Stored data
-=-=-
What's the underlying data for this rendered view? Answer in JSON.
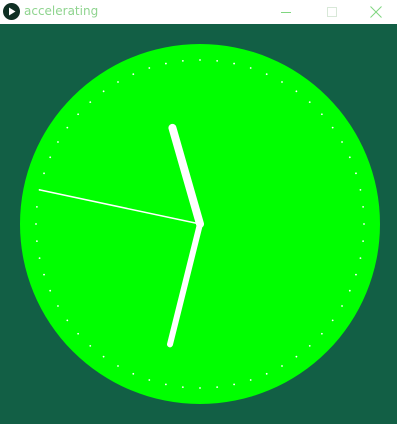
{
  "window": {
    "title": "accelerating",
    "controls": {
      "minimize_icon": "minimize-icon",
      "maximize_icon": "maximize-icon",
      "close_icon": "close-icon"
    }
  },
  "clock": {
    "face_color": "#00ff00",
    "background_color": "#125f45",
    "hand_color": "#ffffff",
    "tick_count": 60,
    "hands": {
      "hour": {
        "angle_deg": -16
      },
      "minute": {
        "angle_deg": 194
      },
      "second": {
        "angle_deg": -78
      }
    }
  }
}
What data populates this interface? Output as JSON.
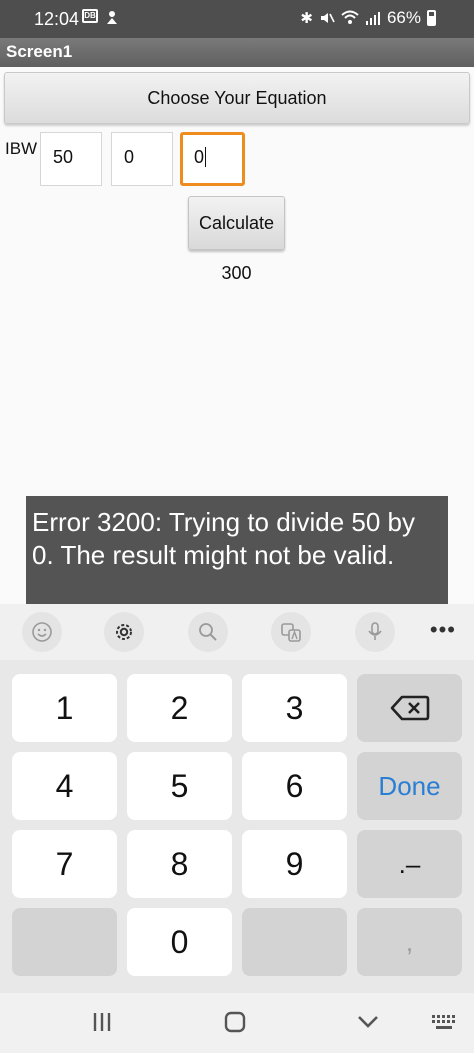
{
  "status_bar": {
    "time": "12:04",
    "battery_percent": "66%",
    "box_icon_text": "DB"
  },
  "title_bar": {
    "title": "Screen1"
  },
  "main": {
    "choose_button_label": "Choose Your Equation",
    "ibw_label": "IBW",
    "fields": [
      "50",
      "0",
      "0"
    ],
    "calculate_button_label": "Calculate",
    "result": "300"
  },
  "toast": {
    "message": "Error 3200: Trying to divide 50 by 0.  The result might not be valid."
  },
  "keyboard_toolbar": {
    "icons": [
      "emoji-icon",
      "settings-icon",
      "search-icon",
      "translate-icon",
      "microphone-icon"
    ],
    "more_label": "•••"
  },
  "keyboard": {
    "keys": [
      "1",
      "2",
      "3",
      "4",
      "5",
      "6",
      "Done",
      "7",
      "8",
      "9",
      ".–",
      "0",
      ","
    ]
  },
  "colors": {
    "accent_focus": "#ef8c1e",
    "done_blue": "#2a7fd4",
    "toast_bg": "#545454"
  }
}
-=-=-
Written problem.
From the data, list each line in which the string "result" appears.

Task response.
    "result": "300"
    "message": "Error 3200: Trying to divide 50 by 0.  The result might not be valid."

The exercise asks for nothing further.